__WHAT YOU NEED TO DO__
Spot every line with the word "from" and return it.

__DATA LISTING__
★ ★ ★ ★ ★

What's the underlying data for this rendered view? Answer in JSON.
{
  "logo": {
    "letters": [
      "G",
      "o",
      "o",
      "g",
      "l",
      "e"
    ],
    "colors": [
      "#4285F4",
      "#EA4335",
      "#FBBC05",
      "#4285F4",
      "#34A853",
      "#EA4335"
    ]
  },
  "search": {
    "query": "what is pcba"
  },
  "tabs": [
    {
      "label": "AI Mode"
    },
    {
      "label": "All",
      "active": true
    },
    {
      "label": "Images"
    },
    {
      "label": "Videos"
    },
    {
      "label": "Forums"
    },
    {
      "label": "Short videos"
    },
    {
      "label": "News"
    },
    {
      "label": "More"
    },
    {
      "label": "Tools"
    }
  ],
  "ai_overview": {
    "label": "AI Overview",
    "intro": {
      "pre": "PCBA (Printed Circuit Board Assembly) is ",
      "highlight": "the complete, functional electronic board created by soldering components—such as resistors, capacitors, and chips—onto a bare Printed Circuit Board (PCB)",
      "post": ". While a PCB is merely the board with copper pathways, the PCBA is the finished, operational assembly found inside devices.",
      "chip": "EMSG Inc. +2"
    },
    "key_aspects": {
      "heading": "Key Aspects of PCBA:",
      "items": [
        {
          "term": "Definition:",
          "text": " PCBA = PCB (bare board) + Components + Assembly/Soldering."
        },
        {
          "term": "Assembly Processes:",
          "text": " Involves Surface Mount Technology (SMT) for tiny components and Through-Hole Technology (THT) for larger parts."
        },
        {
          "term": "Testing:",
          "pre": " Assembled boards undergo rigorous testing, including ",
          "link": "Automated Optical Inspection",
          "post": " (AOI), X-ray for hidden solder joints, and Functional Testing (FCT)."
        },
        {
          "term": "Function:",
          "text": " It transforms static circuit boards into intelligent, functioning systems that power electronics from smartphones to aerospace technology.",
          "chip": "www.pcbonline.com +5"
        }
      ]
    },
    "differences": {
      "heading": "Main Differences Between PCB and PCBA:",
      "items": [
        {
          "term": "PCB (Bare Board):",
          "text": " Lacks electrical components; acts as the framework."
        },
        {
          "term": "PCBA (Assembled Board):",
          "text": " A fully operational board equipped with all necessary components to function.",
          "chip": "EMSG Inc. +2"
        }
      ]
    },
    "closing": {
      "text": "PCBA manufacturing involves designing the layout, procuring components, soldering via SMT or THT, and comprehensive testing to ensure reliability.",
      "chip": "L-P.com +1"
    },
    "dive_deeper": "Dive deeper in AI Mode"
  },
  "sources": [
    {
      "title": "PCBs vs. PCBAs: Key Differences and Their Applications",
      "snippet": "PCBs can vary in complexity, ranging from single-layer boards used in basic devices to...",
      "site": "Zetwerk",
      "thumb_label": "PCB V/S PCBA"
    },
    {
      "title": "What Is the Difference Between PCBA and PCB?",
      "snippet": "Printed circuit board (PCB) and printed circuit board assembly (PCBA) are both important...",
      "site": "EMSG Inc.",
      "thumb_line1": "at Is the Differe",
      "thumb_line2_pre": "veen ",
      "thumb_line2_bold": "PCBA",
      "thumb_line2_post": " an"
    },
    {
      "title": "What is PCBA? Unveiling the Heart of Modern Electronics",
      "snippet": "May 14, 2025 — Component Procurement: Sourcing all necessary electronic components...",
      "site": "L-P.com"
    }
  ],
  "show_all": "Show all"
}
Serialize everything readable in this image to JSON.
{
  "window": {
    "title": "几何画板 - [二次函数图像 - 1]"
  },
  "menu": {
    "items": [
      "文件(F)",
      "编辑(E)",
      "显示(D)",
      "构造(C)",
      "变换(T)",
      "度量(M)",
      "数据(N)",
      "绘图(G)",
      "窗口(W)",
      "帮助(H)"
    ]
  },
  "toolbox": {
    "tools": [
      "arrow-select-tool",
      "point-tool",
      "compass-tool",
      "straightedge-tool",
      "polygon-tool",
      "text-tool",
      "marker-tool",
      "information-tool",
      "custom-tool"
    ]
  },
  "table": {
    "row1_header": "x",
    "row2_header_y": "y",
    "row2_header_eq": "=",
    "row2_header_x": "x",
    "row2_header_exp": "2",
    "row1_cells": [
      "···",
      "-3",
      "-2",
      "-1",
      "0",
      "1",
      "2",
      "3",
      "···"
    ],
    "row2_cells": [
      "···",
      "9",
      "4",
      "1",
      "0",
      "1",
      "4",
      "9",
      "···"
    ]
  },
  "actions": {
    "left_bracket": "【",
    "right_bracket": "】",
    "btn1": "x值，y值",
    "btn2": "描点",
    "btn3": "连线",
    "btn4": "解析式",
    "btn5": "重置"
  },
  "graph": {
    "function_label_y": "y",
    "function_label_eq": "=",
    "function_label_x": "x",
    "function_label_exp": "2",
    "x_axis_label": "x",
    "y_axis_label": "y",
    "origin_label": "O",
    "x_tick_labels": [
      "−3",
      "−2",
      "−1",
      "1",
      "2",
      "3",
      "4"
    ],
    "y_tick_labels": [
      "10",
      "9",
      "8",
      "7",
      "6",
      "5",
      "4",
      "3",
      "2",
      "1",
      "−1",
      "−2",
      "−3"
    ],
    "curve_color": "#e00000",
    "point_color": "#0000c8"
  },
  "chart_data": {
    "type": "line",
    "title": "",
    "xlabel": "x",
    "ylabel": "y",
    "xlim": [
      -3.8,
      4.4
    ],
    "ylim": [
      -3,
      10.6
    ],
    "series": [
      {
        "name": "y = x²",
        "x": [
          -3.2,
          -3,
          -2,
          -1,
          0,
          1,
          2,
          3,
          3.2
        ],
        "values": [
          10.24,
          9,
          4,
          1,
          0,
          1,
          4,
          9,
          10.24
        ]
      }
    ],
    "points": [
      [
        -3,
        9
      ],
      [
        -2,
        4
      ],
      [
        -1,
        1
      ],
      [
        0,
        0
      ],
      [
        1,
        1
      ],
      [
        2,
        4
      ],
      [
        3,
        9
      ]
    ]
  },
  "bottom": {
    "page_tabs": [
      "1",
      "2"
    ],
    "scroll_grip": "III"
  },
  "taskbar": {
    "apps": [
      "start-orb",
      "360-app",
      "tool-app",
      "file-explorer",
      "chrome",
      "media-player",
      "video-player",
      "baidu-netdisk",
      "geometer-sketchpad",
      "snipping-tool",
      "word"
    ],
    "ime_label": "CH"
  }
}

★ ★ ★ ★ ★

__TASK SOLUTION__
          "text": " It transforms static circuit boards into intelligent, functioning systems that power electronics from smartphones to aerospace technology.",
      "snippet": "PCBs can vary in complexity, ranging from single-layer boards used in basic devices to...",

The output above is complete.